- [Written exercise]
Pick out and copy every line below that has the word "Analysis".

- [Data section]
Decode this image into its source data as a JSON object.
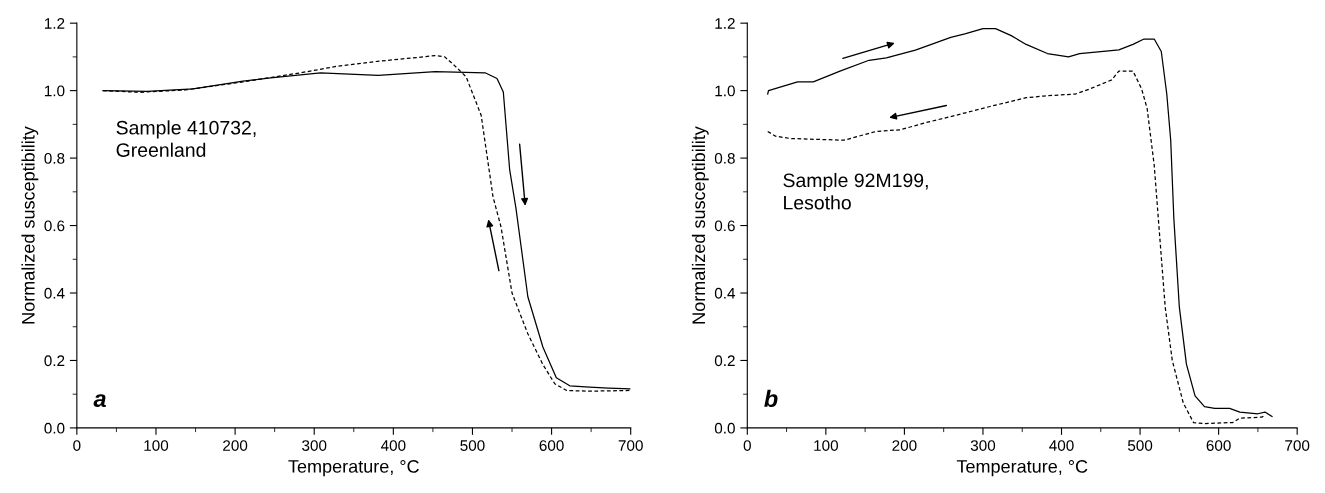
{
  "chart_data": [
    {
      "type": "line",
      "xlabel": "Temperature, °C",
      "ylabel": "Normalized susceptibility",
      "annotations": [
        "Sample 410732,\nGreenland",
        "a"
      ],
      "xlim": [
        0,
        700
      ],
      "ylim": [
        0,
        1.2
      ],
      "xticks": [
        0,
        100,
        200,
        300,
        400,
        500,
        600,
        700
      ],
      "yticks": [
        {
          "value": 0,
          "label": "0.0"
        },
        {
          "value": 0.2,
          "label": "0.2"
        },
        {
          "value": 0.4,
          "label": "0.4"
        },
        {
          "value": 0.6,
          "label": "0.6"
        },
        {
          "value": 0.8,
          "label": "0.8"
        },
        {
          "value": 1.0,
          "label": "1.0"
        },
        {
          "value": 1.2,
          "label": "1.2"
        }
      ],
      "grid": false,
      "legend": false,
      "series": [
        {
          "color": "#000000",
          "line_style": "solid",
          "x": [
            33,
            89,
            147,
            210,
            245,
            308,
            381,
            453,
            516,
            531,
            539,
            547,
            555,
            570,
            589,
            606,
            623,
            648,
            672,
            699
          ],
          "values": [
            1.0,
            0.998,
            1.005,
            1.028,
            1.038,
            1.053,
            1.045,
            1.056,
            1.053,
            1.036,
            0.996,
            0.766,
            0.651,
            0.389,
            0.24,
            0.149,
            0.125,
            0.121,
            0.118,
            0.116
          ]
        },
        {
          "color": "#000000",
          "line_style": "dashed",
          "x": [
            33,
            79,
            137,
            210,
            283,
            331,
            380,
            429,
            453,
            465,
            477,
            492,
            511,
            526,
            536,
            550,
            570,
            589,
            604,
            619,
            648,
            699
          ],
          "values": [
            1.0,
            0.995,
            1.002,
            1.026,
            1.053,
            1.073,
            1.087,
            1.098,
            1.104,
            1.1,
            1.075,
            1.041,
            0.927,
            0.685,
            0.597,
            0.4,
            0.279,
            0.188,
            0.131,
            0.111,
            0.109,
            0.111
          ]
        }
      ]
    },
    {
      "type": "line",
      "xlabel": "Temperature, °C",
      "ylabel": "Normalized susceptibility",
      "annotations": [
        "Sample 92M199,\nLesotho",
        "b"
      ],
      "xlim": [
        0,
        700
      ],
      "ylim": [
        0,
        1.2
      ],
      "xticks": [
        0,
        100,
        200,
        300,
        400,
        500,
        600,
        700
      ],
      "yticks": [
        {
          "value": 0,
          "label": "0.0"
        },
        {
          "value": 0.2,
          "label": "0.2"
        },
        {
          "value": 0.4,
          "label": "0.4"
        },
        {
          "value": 0.6,
          "label": "0.6"
        },
        {
          "value": 0.8,
          "label": "0.8"
        },
        {
          "value": 1.0,
          "label": "1.0"
        },
        {
          "value": 1.2,
          "label": "1.2"
        }
      ],
      "grid": false,
      "legend": false,
      "series": [
        {
          "color": "#000000",
          "line_style": "solid",
          "x": [
            26,
            27,
            64,
            84,
            118,
            155,
            177,
            214,
            259,
            268,
            277,
            300,
            316,
            336,
            355,
            382,
            409,
            423,
            450,
            473,
            491,
            505,
            518,
            527,
            534,
            539,
            543,
            550,
            559,
            570,
            582,
            595,
            614,
            627,
            650,
            659,
            668
          ],
          "values": [
            0.99,
            1.0,
            1.026,
            1.026,
            1.058,
            1.09,
            1.097,
            1.12,
            1.158,
            1.163,
            1.168,
            1.184,
            1.184,
            1.163,
            1.137,
            1.11,
            1.1,
            1.11,
            1.116,
            1.121,
            1.137,
            1.153,
            1.153,
            1.116,
            0.99,
            0.853,
            0.621,
            0.358,
            0.189,
            0.095,
            0.063,
            0.058,
            0.058,
            0.047,
            0.042,
            0.047,
            0.034
          ]
        },
        {
          "color": "#000000",
          "line_style": "dashed",
          "x": [
            26,
            36,
            55,
            123,
            164,
            195,
            227,
            264,
            309,
            355,
            377,
            418,
            436,
            464,
            473,
            491,
            502,
            509,
            518,
            525,
            532,
            541,
            555,
            568,
            582,
            618,
            627,
            655,
            659
          ],
          "values": [
            0.879,
            0.865,
            0.858,
            0.853,
            0.879,
            0.884,
            0.905,
            0.926,
            0.953,
            0.979,
            0.984,
            0.99,
            1.005,
            1.032,
            1.058,
            1.058,
            1.005,
            0.947,
            0.779,
            0.568,
            0.358,
            0.2,
            0.074,
            0.016,
            0.013,
            0.016,
            0.029,
            0.032,
            0.037
          ]
        }
      ]
    }
  ]
}
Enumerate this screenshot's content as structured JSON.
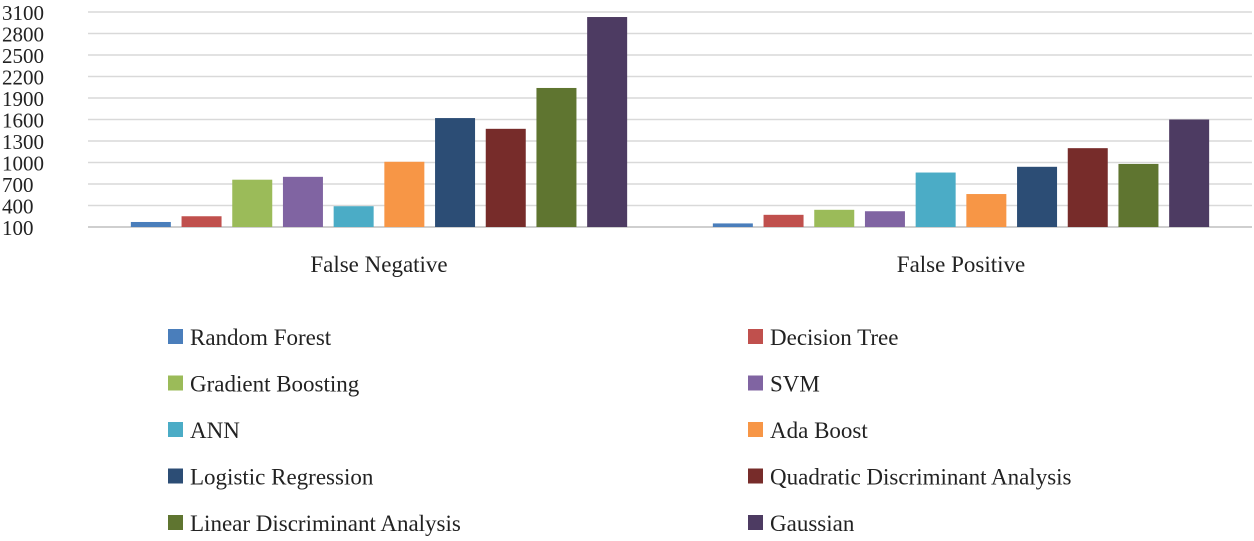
{
  "chart_data": {
    "type": "bar",
    "title": "",
    "xlabel": "",
    "ylabel": "",
    "ylim": [
      100,
      3100
    ],
    "yticks": [
      100,
      400,
      700,
      1000,
      1300,
      1600,
      1900,
      2200,
      2500,
      2800,
      3100
    ],
    "ytick_labels": [
      "100",
      "400",
      "700",
      "1000",
      "1300",
      "1600",
      "1900",
      "2200",
      "2500",
      "2800",
      "3100"
    ],
    "grid": true,
    "legend_position": "bottom",
    "categories": [
      "False Negative",
      "False Positive"
    ],
    "series": [
      {
        "name": "Random Forest",
        "color": "#4a7ebb",
        "values": [
          170,
          150
        ]
      },
      {
        "name": "Decision Tree",
        "color": "#c0504d",
        "values": [
          250,
          270
        ]
      },
      {
        "name": "Gradient Boosting",
        "color": "#9bbb59",
        "values": [
          760,
          340
        ]
      },
      {
        "name": "SVM",
        "color": "#8064a2",
        "values": [
          800,
          320
        ]
      },
      {
        "name": "ANN",
        "color": "#4bacc6",
        "values": [
          390,
          860
        ]
      },
      {
        "name": "Ada Boost",
        "color": "#f79646",
        "values": [
          1010,
          560
        ]
      },
      {
        "name": "Logistic Regression",
        "color": "#2c4d75",
        "values": [
          1620,
          940
        ]
      },
      {
        "name": "Quadratic Discriminant Analysis",
        "color": "#772c2a",
        "values": [
          1470,
          1200
        ]
      },
      {
        "name": "Linear Discriminant Analysis",
        "color": "#5f7530",
        "values": [
          2040,
          980
        ]
      },
      {
        "name": "Gaussian",
        "color": "#4d3b62",
        "values": [
          3030,
          1600
        ]
      }
    ]
  }
}
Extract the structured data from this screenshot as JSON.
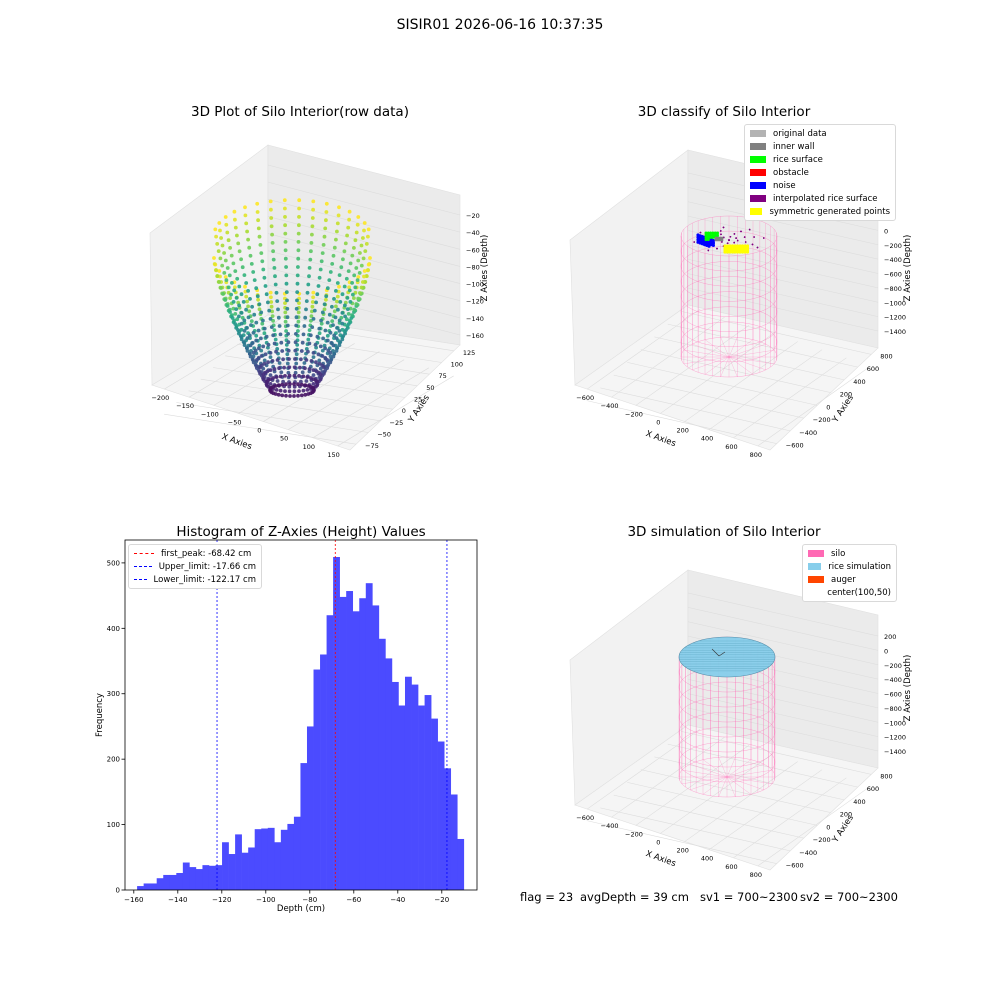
{
  "figure": {
    "suptitle": "SISIR01 2026-06-16 10:37:35",
    "footer": {
      "flag": "flag = 23",
      "avg_depth": "avgDepth = 39 cm",
      "sv1": "sv1 = 700~2300",
      "sv2": "sv2 = 700~2300"
    }
  },
  "colors": {
    "hist_bar": "#4b4bff",
    "peak_line": "#ff0000",
    "limit_line": "#0000ff",
    "silo_wire": "#ff69b4",
    "rice_sim": "#87ceeb",
    "auger": "#ff4500"
  },
  "chart_data": [
    {
      "id": "raw3d",
      "type": "scatter",
      "subtype": "3d",
      "title": "3D Plot of Silo Interior(row data)",
      "xlabel": "X Axies",
      "ylabel": "Y Axies",
      "zlabel": "Z Axies (Depth)",
      "x_ticks": [
        "−200",
        "−150",
        "−100",
        "−50",
        "0",
        "50",
        "100",
        "150"
      ],
      "y_ticks": [
        "−75",
        "−50",
        "−25",
        "0",
        "25",
        "50",
        "75",
        "100",
        "125"
      ],
      "z_ticks": [
        "−20",
        "−40",
        "−60",
        "−80",
        "−100",
        "−120",
        "−140",
        "−160"
      ],
      "xlim": [
        -200,
        175
      ],
      "ylim": [
        -75,
        135
      ],
      "zlim": [
        -170,
        -10
      ],
      "colormap": "viridis"
    },
    {
      "id": "classify3d",
      "type": "scatter",
      "subtype": "3d",
      "title": "3D classify of Silo Interior",
      "xlabel": "X Axies",
      "ylabel": "Y Axies",
      "zlabel": "Z Axies (Depth)",
      "x_ticks": [
        "−600",
        "−400",
        "−200",
        "0",
        "200",
        "400",
        "600",
        "800"
      ],
      "y_ticks": [
        "−600",
        "−400",
        "−200",
        "0",
        "200",
        "400",
        "600",
        "800"
      ],
      "z_ticks": [
        "200",
        "0",
        "−200",
        "−400",
        "−600",
        "−800",
        "−1000",
        "−1200",
        "−1400"
      ],
      "legend_position": "top-right",
      "legend": [
        {
          "label": "original data",
          "color": "#b3b3b3"
        },
        {
          "label": "inner wall",
          "color": "#808080"
        },
        {
          "label": "rice surface",
          "color": "#00ff00"
        },
        {
          "label": "obstacle",
          "color": "#ff0000"
        },
        {
          "label": "noise",
          "color": "#0000ff"
        },
        {
          "label": "interpolated rice surface",
          "color": "#800080"
        },
        {
          "label": "symmetric generated points",
          "color": "#ffff00"
        }
      ]
    },
    {
      "id": "histogram",
      "type": "bar",
      "subtype": "histogram",
      "title": "Histogram of Z-Axies (Height) Values",
      "xlabel": "Depth (cm)",
      "ylabel": "Frequency",
      "xlim": [
        -164,
        -4
      ],
      "ylim": [
        0,
        535
      ],
      "x_ticks": [
        -160,
        -140,
        -120,
        -100,
        -80,
        -60,
        -40,
        -20
      ],
      "x_tick_labels": [
        "−160",
        "−140",
        "−120",
        "−100",
        "−80",
        "−60",
        "−40",
        "−20"
      ],
      "y_ticks": [
        0,
        100,
        200,
        300,
        400,
        500
      ],
      "y_tick_labels": [
        "0",
        "100",
        "200",
        "300",
        "400",
        "500"
      ],
      "bins_start": -158.5,
      "bin_width": 2.97,
      "values": [
        6,
        10,
        10,
        18,
        23,
        23,
        26,
        42,
        35,
        32,
        38,
        37,
        38,
        73,
        55,
        85,
        57,
        65,
        93,
        94,
        95,
        73,
        92,
        101,
        112,
        194,
        250,
        337,
        360,
        420,
        509,
        448,
        457,
        426,
        446,
        469,
        435,
        384,
        354,
        318,
        282,
        326,
        314,
        282,
        298,
        262,
        227,
        186,
        146,
        78
      ],
      "lines": [
        {
          "name": "first_peak",
          "legend": "first_peak: -68.42 cm",
          "x": -68.42,
          "color": "#ff0000"
        },
        {
          "name": "upper_limit",
          "legend": "Upper_limit: -17.66 cm",
          "x": -17.66,
          "color": "#0000ff"
        },
        {
          "name": "lower_limit",
          "legend": "Lower_limit: -122.17 cm",
          "x": -122.17,
          "color": "#0000ff"
        }
      ],
      "legend_position": "top-left"
    },
    {
      "id": "simulation3d",
      "type": "scatter",
      "subtype": "3d",
      "title": "3D simulation of Silo Interior",
      "xlabel": "X Axies",
      "ylabel": "Y Axies",
      "zlabel": "Z Axies (Depth)",
      "x_ticks": [
        "−600",
        "−400",
        "−200",
        "0",
        "200",
        "400",
        "600",
        "800"
      ],
      "y_ticks": [
        "−600",
        "−400",
        "−200",
        "0",
        "200",
        "400",
        "600",
        "800"
      ],
      "z_ticks": [
        "200",
        "0",
        "−200",
        "−400",
        "−600",
        "−800",
        "−1000",
        "−1200",
        "−1400"
      ],
      "legend_position": "top-right",
      "legend": [
        {
          "label": "silo",
          "color": "#ff69b4"
        },
        {
          "label": "rice simulation",
          "color": "#87ceeb"
        },
        {
          "label": "auger",
          "color": "#ff4500"
        },
        {
          "label": "center(100,50)",
          "color": "#ffffff"
        }
      ]
    }
  ]
}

- [Solution]
        "name": "Quadratic Discriminant Analysis",
        "name": "Linear Discriminant Analysis",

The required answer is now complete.